Check every line below for the word "deprived" and copy the ones that have it.

+ + + + + + +

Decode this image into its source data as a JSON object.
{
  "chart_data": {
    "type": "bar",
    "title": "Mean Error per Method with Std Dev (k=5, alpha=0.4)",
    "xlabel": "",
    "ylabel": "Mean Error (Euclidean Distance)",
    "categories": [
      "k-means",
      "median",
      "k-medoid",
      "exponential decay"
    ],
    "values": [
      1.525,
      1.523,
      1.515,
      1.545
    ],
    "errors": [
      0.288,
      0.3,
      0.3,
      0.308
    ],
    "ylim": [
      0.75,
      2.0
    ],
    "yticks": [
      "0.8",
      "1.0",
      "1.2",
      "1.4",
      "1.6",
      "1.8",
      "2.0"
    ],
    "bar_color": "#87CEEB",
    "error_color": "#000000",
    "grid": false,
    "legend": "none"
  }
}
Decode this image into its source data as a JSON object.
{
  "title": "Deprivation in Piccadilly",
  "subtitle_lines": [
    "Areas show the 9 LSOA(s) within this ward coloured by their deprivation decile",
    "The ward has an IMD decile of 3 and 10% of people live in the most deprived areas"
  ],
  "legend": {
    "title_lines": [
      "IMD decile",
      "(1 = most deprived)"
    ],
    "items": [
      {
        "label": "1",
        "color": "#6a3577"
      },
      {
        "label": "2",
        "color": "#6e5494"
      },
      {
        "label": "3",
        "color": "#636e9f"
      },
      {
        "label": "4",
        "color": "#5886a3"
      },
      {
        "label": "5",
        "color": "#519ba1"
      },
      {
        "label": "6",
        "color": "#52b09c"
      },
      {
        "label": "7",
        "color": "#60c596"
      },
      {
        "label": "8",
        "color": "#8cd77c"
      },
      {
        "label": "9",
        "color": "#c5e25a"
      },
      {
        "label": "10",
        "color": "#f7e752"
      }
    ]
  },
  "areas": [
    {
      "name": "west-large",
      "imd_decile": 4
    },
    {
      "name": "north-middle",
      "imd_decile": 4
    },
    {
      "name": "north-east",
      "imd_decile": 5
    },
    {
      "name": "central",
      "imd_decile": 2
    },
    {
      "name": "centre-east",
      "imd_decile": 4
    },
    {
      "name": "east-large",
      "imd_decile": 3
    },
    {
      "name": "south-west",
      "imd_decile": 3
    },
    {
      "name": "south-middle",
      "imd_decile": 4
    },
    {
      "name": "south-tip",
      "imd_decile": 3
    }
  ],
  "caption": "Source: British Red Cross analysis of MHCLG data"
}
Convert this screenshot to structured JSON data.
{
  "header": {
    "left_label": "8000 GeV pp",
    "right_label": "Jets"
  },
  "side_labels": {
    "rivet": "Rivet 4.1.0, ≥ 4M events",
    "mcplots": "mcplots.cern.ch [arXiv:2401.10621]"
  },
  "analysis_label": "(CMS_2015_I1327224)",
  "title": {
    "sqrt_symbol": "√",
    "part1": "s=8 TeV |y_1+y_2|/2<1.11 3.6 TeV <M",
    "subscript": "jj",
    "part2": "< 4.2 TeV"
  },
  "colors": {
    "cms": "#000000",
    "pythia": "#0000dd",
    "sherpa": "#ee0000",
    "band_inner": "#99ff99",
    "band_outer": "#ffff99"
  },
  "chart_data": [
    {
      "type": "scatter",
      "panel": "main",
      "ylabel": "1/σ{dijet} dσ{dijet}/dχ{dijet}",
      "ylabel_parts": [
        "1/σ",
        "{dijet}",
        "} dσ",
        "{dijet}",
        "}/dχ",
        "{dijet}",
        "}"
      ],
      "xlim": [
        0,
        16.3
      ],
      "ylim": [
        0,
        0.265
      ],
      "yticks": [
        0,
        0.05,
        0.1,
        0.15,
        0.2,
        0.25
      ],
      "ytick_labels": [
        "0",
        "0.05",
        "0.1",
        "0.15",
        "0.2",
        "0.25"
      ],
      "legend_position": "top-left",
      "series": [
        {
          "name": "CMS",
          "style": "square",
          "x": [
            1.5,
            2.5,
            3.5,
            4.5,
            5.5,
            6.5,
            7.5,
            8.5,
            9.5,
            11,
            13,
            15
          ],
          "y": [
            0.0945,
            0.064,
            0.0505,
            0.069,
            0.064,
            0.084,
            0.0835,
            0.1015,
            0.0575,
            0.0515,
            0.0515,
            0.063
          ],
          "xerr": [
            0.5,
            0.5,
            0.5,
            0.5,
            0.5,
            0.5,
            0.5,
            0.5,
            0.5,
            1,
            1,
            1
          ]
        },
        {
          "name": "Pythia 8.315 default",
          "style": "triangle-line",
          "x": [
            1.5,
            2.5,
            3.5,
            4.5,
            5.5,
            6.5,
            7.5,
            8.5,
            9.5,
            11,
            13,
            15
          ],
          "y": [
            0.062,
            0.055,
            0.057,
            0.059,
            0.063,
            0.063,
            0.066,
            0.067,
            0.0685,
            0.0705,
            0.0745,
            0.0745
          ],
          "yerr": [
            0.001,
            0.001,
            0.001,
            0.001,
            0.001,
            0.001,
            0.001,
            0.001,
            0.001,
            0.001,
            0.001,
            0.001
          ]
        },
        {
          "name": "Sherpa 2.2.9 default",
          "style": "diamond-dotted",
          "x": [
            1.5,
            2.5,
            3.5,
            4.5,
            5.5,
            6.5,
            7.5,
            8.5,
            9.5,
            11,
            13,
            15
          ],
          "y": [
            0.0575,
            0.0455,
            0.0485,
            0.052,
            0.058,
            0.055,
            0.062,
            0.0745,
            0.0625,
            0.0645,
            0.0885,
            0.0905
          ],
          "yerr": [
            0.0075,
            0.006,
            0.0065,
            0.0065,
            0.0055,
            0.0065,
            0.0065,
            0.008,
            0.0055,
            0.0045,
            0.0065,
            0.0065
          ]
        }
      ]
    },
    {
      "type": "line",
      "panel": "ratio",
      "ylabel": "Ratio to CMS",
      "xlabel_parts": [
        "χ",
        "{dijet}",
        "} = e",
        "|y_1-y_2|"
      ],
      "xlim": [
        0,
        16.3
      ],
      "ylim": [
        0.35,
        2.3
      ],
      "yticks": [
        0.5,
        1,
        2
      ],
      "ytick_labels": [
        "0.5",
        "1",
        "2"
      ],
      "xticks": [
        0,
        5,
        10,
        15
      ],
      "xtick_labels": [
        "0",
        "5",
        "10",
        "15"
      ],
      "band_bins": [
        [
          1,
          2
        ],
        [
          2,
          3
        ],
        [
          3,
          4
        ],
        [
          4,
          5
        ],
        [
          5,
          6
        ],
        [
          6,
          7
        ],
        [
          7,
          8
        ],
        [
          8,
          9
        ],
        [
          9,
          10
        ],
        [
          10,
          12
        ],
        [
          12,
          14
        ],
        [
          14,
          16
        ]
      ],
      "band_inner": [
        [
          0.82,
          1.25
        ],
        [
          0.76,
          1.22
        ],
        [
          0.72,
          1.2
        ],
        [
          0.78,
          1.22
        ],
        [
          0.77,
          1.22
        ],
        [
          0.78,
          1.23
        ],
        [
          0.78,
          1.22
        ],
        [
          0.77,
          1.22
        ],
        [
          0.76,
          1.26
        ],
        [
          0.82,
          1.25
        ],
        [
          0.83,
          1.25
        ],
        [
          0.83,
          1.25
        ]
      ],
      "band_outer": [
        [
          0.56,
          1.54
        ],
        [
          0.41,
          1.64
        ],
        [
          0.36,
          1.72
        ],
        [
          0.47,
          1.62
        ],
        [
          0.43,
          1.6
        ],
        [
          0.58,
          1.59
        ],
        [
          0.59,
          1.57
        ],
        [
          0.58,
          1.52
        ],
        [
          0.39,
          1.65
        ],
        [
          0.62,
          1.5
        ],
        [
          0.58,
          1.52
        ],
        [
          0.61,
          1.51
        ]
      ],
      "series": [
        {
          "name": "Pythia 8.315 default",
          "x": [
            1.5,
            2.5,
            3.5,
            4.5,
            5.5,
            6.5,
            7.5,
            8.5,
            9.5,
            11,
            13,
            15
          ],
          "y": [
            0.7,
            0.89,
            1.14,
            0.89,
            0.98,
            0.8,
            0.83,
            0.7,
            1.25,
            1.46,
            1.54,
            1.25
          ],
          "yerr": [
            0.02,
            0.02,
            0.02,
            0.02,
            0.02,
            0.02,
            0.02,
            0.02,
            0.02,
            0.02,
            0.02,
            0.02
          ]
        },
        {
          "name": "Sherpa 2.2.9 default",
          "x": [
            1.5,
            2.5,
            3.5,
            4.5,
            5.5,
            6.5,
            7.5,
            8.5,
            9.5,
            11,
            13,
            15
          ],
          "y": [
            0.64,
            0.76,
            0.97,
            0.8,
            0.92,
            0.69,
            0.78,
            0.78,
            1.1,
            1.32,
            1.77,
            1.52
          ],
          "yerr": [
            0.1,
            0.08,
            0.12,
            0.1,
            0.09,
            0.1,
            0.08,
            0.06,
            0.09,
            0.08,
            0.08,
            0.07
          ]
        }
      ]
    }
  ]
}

+ + + + + + +

Full output »
    "The ward has an IMD decile of 3 and 10% of people live in the most deprived areas"
      "(1 = most deprived)"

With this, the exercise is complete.